**THE REQUEST**
Without including any images, repeat the data exactly.
### INPUT ROWS
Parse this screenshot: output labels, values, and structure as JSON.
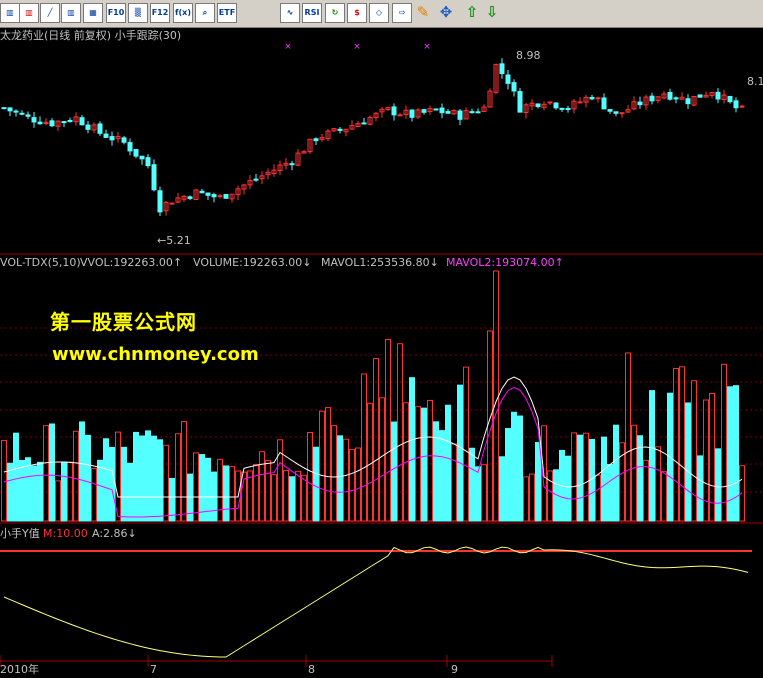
{
  "toolbar": {
    "buttons": [
      {
        "name": "bar-chart-icon",
        "glyph": "▥"
      },
      {
        "name": "kline-icon",
        "glyph": "▥"
      },
      {
        "name": "line-chart-icon",
        "glyph": "╱"
      },
      {
        "name": "candlestick-icon",
        "glyph": "▥"
      },
      {
        "name": "layout-icon",
        "glyph": "▦"
      },
      {
        "name": "f10-icon",
        "glyph": "F10"
      },
      {
        "name": "analysis-icon",
        "glyph": "▒"
      },
      {
        "name": "f11-icon",
        "glyph": "F12"
      },
      {
        "name": "formula-icon",
        "glyph": "f(x)"
      },
      {
        "name": "search-icon",
        "glyph": "⌕"
      },
      {
        "name": "etf-icon",
        "glyph": "ETF"
      },
      {
        "name": "wave-icon",
        "glyph": "∿"
      },
      {
        "name": "rsi-icon",
        "glyph": "RSI"
      },
      {
        "name": "refresh-icon",
        "glyph": "↻"
      },
      {
        "name": "money-icon",
        "glyph": "$"
      },
      {
        "name": "tag-icon",
        "glyph": "◇"
      },
      {
        "name": "export-icon",
        "glyph": "⇨"
      },
      {
        "name": "pencil-icon",
        "glyph": "✎"
      },
      {
        "name": "move-icon",
        "glyph": "✥"
      },
      {
        "name": "up-arrow-icon",
        "glyph": "⇧"
      },
      {
        "name": "down-arrow-icon",
        "glyph": "⇩"
      }
    ]
  },
  "price_panel": {
    "title": "太龙药业(日线 前复权) 小手跟踪(30)",
    "high_label": "8.98",
    "low_label": "←5.21",
    "right_label": "8.1"
  },
  "volume_panel": {
    "indicator": "VOL-TDX(5,10)",
    "vvol": "VVOL:192263.00↑",
    "volume": "VOLUME:192263.00↓",
    "mavol1": "MAVOL1:253536.80↓",
    "mavol2": "MAVOL2:193074.00↑",
    "watermark_cn": "第一股票公式网",
    "watermark_url": "www.chnmoney.com"
  },
  "indicator_panel": {
    "title": "小手Y值",
    "m_value": "M:10.00",
    "a_value": "A:2.86↓"
  },
  "time_axis": {
    "labels": [
      "2010年",
      "7",
      "8",
      "9"
    ]
  },
  "colors": {
    "up": "#ff3232",
    "down": "#54ffff",
    "ma1": "#ffffff",
    "ma2": "#ff00ff",
    "y_line": "#ffff80",
    "m_line": "#ff3232",
    "grid": "#800000",
    "watermark": "#ffff00"
  }
}
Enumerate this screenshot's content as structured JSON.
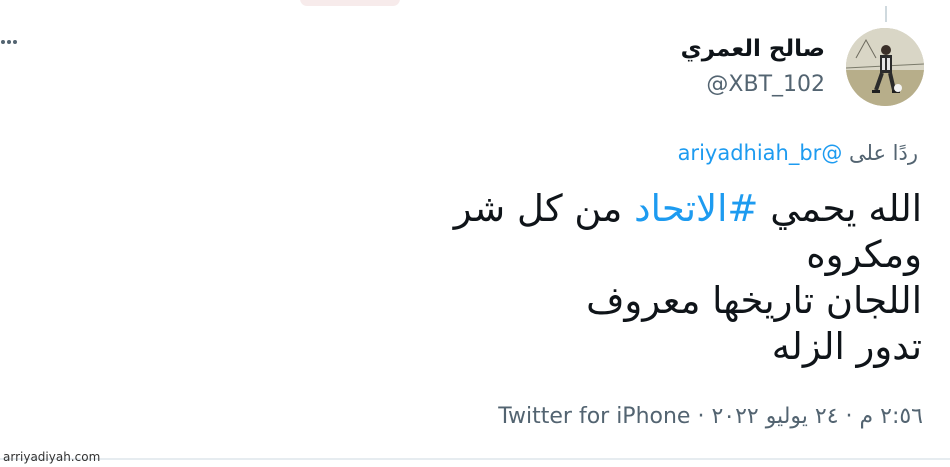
{
  "tweet": {
    "author": {
      "display_name": "صالح العمري",
      "handle": "@XBT_102",
      "avatar_icon": "player-photo-avatar"
    },
    "reply": {
      "prefix": "ردًا على",
      "mention": "@ariyadhiah_br"
    },
    "text": {
      "line1_start": "الله يحمي",
      "hashtag": "#الاتحاد",
      "line1_end": "من كل شر",
      "line2": "ومكروه",
      "line3": "اللجان تاريخها معروف",
      "line4": "تدور الزله"
    },
    "meta": {
      "time_date": "٢:٥٦ م · ٢٤ يوليو ٢٠٢٢ · ",
      "source": "Twitter for iPhone"
    }
  },
  "watermark": "arriyadiyah.com",
  "colors": {
    "link_blue": "#1d9bf0",
    "secondary_gray": "#536471"
  }
}
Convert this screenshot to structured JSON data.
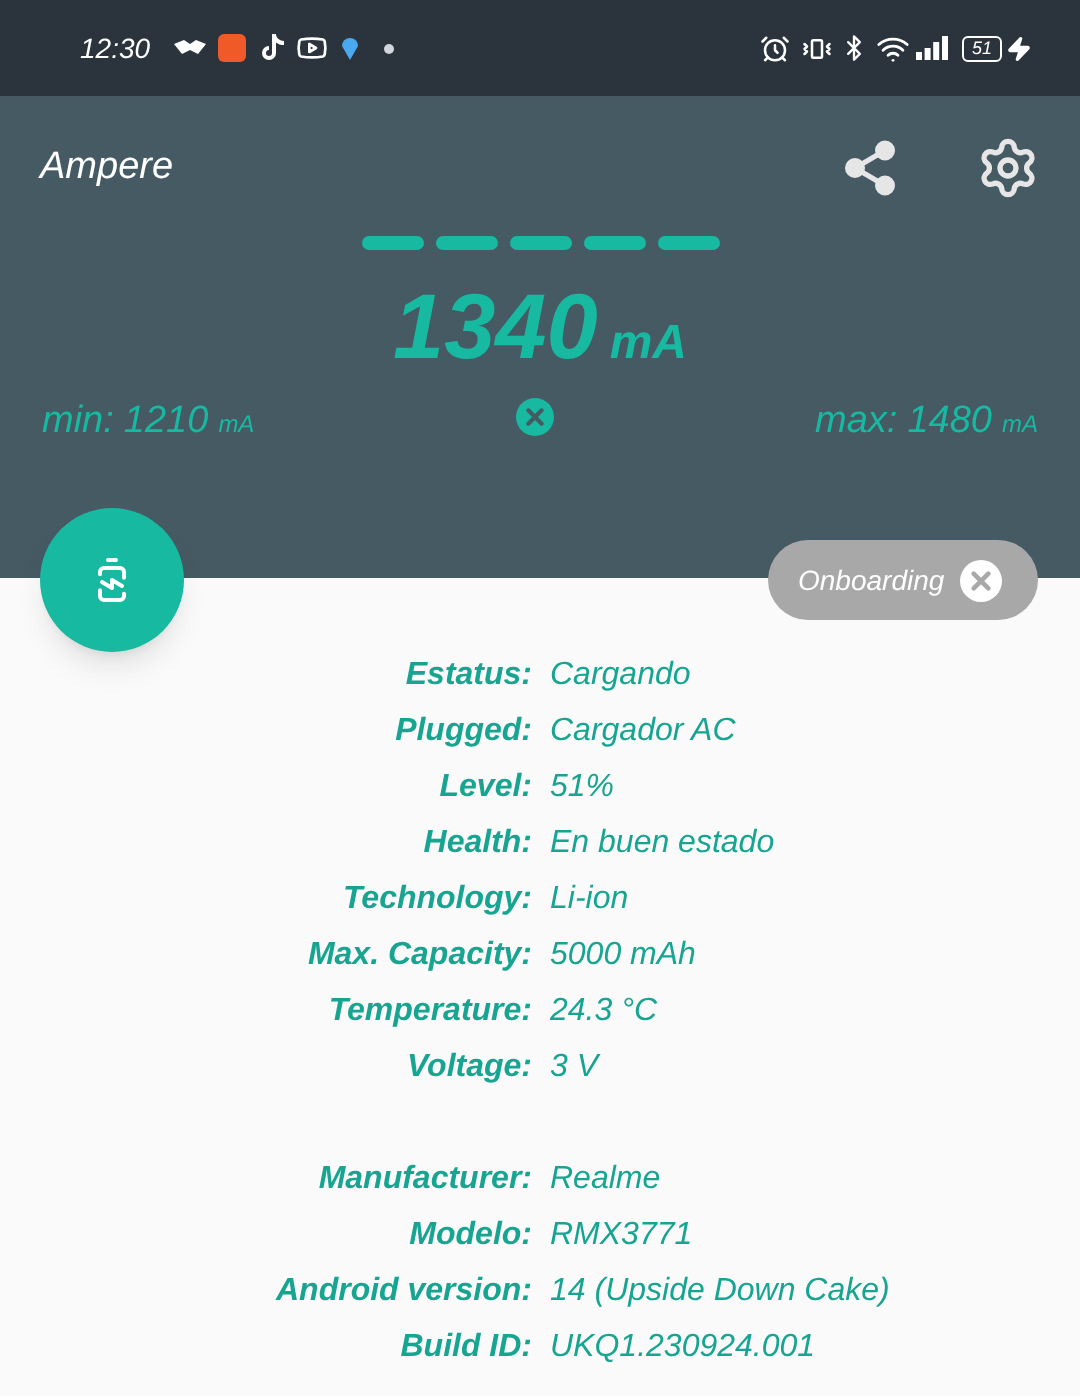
{
  "status_bar": {
    "time": "12:30",
    "battery": "51"
  },
  "app_bar": {
    "title": "Ampere"
  },
  "meter": {
    "current": "1340",
    "unit": "mA",
    "min_label": "min:",
    "min_value": "1210",
    "min_unit": "mA",
    "max_label": "max:",
    "max_value": "1480",
    "max_unit": "mA"
  },
  "chip": {
    "label": "Onboarding"
  },
  "groups": [
    [
      {
        "label": "Estatus:",
        "value": "Cargando"
      },
      {
        "label": "Plugged:",
        "value": "Cargador AC"
      },
      {
        "label": "Level:",
        "value": "51%"
      },
      {
        "label": "Health:",
        "value": "En buen estado"
      },
      {
        "label": "Technology:",
        "value": "Li-ion"
      },
      {
        "label": "Max. Capacity:",
        "value": "5000 mAh"
      },
      {
        "label": "Temperature:",
        "value": "24.3 °C"
      },
      {
        "label": "Voltage:",
        "value": "3 V"
      }
    ],
    [
      {
        "label": "Manufacturer:",
        "value": "Realme"
      },
      {
        "label": "Modelo:",
        "value": "RMX3771"
      },
      {
        "label": "Android version:",
        "value": "14 (Upside Down Cake)"
      },
      {
        "label": "Build ID:",
        "value": "UKQ1.230924.001"
      }
    ]
  ]
}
######
**WRITTEN REPLY**
Parse this screenshot: output labels, values, and structure as JSON.
{
  "toolbar": {
    "buttons": [
      {
        "name": "bar-chart-icon",
        "glyph": "▥"
      },
      {
        "name": "kline-icon",
        "glyph": "▥"
      },
      {
        "name": "line-chart-icon",
        "glyph": "╱"
      },
      {
        "name": "candlestick-icon",
        "glyph": "▥"
      },
      {
        "name": "layout-icon",
        "glyph": "▦"
      },
      {
        "name": "f10-icon",
        "glyph": "F10"
      },
      {
        "name": "analysis-icon",
        "glyph": "▒"
      },
      {
        "name": "f11-icon",
        "glyph": "F12"
      },
      {
        "name": "formula-icon",
        "glyph": "f(x)"
      },
      {
        "name": "search-icon",
        "glyph": "⌕"
      },
      {
        "name": "etf-icon",
        "glyph": "ETF"
      },
      {
        "name": "wave-icon",
        "glyph": "∿"
      },
      {
        "name": "rsi-icon",
        "glyph": "RSI"
      },
      {
        "name": "refresh-icon",
        "glyph": "↻"
      },
      {
        "name": "money-icon",
        "glyph": "$"
      },
      {
        "name": "tag-icon",
        "glyph": "◇"
      },
      {
        "name": "export-icon",
        "glyph": "⇨"
      },
      {
        "name": "pencil-icon",
        "glyph": "✎"
      },
      {
        "name": "move-icon",
        "glyph": "✥"
      },
      {
        "name": "up-arrow-icon",
        "glyph": "⇧"
      },
      {
        "name": "down-arrow-icon",
        "glyph": "⇩"
      }
    ]
  },
  "price_panel": {
    "title": "太龙药业(日线 前复权) 小手跟踪(30)",
    "high_label": "8.98",
    "low_label": "←5.21",
    "right_label": "8.1"
  },
  "volume_panel": {
    "indicator": "VOL-TDX(5,10)",
    "vvol": "VVOL:192263.00↑",
    "volume": "VOLUME:192263.00↓",
    "mavol1": "MAVOL1:253536.80↓",
    "mavol2": "MAVOL2:193074.00↑",
    "watermark_cn": "第一股票公式网",
    "watermark_url": "www.chnmoney.com"
  },
  "indicator_panel": {
    "title": "小手Y值",
    "m_value": "M:10.00",
    "a_value": "A:2.86↓"
  },
  "time_axis": {
    "labels": [
      "2010年",
      "7",
      "8",
      "9"
    ]
  },
  "colors": {
    "up": "#ff3232",
    "down": "#54ffff",
    "ma1": "#ffffff",
    "ma2": "#ff00ff",
    "y_line": "#ffff80",
    "m_line": "#ff3232",
    "grid": "#800000",
    "watermark": "#ffff00"
  }
}
Enumerate this screenshot's content as structured JSON.
{
  "tweet": {
    "author": {
      "display_name": "صالح العمري",
      "handle": "@XBT_102",
      "avatar_icon": "player-photo-avatar"
    },
    "reply": {
      "prefix": "ردًا على",
      "mention": "@ariyadhiah_br"
    },
    "text": {
      "line1_start": "الله يحمي",
      "hashtag": "#الاتحاد",
      "line1_end": "من كل شر",
      "line2": "ومكروه",
      "line3": "اللجان تاريخها معروف",
      "line4": "تدور الزله"
    },
    "meta": {
      "time_date": "٢:٥٦ م · ٢٤ يوليو ٢٠٢٢ · ",
      "source": "Twitter for iPhone"
    }
  },
  "watermark": "arriyadiyah.com",
  "colors": {
    "link_blue": "#1d9bf0",
    "secondary_gray": "#536471"
  }
}
Convert this screenshot to structured JSON data.
{
  "status_bar": {
    "time": "12:30",
    "battery": "51"
  },
  "app_bar": {
    "title": "Ampere"
  },
  "meter": {
    "current": "1340",
    "unit": "mA",
    "min_label": "min:",
    "min_value": "1210",
    "min_unit": "mA",
    "max_label": "max:",
    "max_value": "1480",
    "max_unit": "mA"
  },
  "chip": {
    "label": "Onboarding"
  },
  "groups": [
    [
      {
        "label": "Estatus:",
        "value": "Cargando"
      },
      {
        "label": "Plugged:",
        "value": "Cargador AC"
      },
      {
        "label": "Level:",
        "value": "51%"
      },
      {
        "label": "Health:",
        "value": "En buen estado"
      },
      {
        "label": "Technology:",
        "value": "Li-ion"
      },
      {
        "label": "Max. Capacity:",
        "value": "5000 mAh"
      },
      {
        "label": "Temperature:",
        "value": "24.3 °C"
      },
      {
        "label": "Voltage:",
        "value": "3 V"
      }
    ],
    [
      {
        "label": "Manufacturer:",
        "value": "Realme"
      },
      {
        "label": "Modelo:",
        "value": "RMX3771"
      },
      {
        "label": "Android version:",
        "value": "14 (Upside Down Cake)"
      },
      {
        "label": "Build ID:",
        "value": "UKQ1.230924.001"
      }
    ]
  ]
}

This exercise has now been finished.